§ What the task requires
Tally the lines that include "times". Output the number only.

---------------

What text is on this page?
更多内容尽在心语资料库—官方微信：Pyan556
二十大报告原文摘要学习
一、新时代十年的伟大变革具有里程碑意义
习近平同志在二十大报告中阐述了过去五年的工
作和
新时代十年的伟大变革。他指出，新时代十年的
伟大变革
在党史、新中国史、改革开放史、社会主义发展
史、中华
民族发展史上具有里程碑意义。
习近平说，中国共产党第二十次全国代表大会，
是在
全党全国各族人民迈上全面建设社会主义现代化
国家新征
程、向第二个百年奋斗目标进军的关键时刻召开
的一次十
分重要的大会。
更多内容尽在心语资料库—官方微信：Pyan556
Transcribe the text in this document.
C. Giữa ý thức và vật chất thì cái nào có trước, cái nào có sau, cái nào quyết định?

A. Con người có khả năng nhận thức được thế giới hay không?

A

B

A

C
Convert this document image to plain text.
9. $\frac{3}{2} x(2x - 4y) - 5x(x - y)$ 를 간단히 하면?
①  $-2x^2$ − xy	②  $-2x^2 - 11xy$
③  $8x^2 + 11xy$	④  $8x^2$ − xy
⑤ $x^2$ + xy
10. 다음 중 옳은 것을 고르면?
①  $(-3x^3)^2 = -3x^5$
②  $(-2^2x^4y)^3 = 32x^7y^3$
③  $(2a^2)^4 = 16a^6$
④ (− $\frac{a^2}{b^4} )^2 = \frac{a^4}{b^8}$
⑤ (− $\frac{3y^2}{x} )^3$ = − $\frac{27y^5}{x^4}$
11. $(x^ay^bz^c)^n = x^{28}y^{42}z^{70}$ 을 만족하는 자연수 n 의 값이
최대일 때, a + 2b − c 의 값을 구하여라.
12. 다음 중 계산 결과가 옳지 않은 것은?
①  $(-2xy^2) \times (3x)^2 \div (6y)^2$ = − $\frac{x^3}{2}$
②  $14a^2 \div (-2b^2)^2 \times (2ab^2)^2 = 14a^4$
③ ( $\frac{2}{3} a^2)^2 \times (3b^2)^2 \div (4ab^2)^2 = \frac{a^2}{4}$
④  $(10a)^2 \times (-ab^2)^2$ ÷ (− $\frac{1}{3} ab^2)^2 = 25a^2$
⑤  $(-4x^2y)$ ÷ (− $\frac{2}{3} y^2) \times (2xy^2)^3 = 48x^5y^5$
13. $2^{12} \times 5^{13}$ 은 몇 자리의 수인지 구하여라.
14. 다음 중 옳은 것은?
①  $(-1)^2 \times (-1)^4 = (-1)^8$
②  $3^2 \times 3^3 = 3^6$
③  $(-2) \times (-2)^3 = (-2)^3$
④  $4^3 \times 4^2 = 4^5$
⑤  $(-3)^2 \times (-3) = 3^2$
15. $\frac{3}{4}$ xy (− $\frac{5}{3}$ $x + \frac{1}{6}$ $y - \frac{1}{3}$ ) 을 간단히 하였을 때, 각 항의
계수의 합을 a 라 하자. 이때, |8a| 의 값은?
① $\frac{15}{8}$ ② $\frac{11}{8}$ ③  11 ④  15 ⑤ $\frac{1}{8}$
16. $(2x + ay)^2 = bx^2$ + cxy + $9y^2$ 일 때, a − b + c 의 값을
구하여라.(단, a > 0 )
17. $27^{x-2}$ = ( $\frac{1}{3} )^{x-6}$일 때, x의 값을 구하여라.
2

---------------

§ Reply to the exercise
11